Brief: From the entries that follow, list every line in which the string "name" appears.

=====

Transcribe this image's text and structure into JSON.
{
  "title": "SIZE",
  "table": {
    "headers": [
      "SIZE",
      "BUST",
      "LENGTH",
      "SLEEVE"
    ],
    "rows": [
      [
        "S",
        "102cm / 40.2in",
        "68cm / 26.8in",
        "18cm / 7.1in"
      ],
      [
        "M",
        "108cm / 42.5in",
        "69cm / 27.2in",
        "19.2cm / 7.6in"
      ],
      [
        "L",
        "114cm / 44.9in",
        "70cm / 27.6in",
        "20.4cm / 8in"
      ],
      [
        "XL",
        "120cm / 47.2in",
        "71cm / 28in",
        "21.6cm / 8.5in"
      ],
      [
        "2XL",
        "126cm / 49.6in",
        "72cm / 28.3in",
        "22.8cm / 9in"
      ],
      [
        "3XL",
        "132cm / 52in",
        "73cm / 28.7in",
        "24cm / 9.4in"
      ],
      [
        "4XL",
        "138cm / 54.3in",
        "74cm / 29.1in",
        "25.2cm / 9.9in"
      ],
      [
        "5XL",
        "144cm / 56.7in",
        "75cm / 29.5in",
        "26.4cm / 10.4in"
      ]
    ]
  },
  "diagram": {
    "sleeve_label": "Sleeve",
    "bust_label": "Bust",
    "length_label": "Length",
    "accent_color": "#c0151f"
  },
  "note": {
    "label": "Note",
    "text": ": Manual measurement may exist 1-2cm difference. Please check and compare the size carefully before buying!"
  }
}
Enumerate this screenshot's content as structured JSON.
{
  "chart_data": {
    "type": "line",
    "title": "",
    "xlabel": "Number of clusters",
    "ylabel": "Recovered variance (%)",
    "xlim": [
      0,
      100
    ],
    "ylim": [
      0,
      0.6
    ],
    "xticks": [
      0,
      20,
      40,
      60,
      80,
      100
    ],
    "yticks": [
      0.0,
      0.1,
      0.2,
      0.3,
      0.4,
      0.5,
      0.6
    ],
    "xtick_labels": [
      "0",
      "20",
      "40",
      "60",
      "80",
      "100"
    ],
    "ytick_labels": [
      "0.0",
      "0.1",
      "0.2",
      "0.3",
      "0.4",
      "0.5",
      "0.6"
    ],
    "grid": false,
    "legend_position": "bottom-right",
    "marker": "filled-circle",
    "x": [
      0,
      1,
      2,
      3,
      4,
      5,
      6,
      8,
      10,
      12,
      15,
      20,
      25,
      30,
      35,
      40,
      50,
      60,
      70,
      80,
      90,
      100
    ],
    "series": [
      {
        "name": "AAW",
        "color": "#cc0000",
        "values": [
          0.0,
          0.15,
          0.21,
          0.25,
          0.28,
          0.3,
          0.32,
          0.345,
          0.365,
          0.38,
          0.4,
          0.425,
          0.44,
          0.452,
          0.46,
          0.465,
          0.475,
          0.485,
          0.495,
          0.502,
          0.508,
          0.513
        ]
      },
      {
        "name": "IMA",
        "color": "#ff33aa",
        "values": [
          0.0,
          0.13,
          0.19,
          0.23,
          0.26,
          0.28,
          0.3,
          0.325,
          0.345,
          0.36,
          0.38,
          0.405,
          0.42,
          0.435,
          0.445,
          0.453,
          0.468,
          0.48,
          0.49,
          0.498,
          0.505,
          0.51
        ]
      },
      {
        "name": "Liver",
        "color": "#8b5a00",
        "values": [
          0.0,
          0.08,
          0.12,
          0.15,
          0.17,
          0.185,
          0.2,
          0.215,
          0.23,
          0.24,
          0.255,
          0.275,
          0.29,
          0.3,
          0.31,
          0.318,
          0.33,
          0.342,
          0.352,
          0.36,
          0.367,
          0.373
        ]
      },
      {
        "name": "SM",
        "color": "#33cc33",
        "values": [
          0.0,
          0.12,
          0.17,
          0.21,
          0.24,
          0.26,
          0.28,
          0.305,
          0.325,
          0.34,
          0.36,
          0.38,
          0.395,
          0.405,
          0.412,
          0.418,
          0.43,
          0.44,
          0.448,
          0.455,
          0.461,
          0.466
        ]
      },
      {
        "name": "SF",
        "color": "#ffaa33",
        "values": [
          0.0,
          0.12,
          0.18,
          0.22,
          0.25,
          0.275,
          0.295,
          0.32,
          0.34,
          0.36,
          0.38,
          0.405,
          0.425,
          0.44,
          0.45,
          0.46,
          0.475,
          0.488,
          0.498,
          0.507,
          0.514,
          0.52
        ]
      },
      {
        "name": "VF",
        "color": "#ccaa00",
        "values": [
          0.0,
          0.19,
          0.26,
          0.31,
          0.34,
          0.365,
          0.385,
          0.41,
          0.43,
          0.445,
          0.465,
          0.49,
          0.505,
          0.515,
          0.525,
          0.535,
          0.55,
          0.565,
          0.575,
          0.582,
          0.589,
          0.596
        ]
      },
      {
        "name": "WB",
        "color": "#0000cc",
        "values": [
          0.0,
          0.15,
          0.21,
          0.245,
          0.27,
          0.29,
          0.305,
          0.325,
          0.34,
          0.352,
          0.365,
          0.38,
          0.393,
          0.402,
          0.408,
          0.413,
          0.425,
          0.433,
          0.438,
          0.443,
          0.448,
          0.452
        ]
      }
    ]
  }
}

=====

Expected answer:
        "name": "AAW",
        "name": "IMA",
        "name": "Liver",
        "name": "SM",
        "name": "SF",
        "name": "VF",
        "name": "WB",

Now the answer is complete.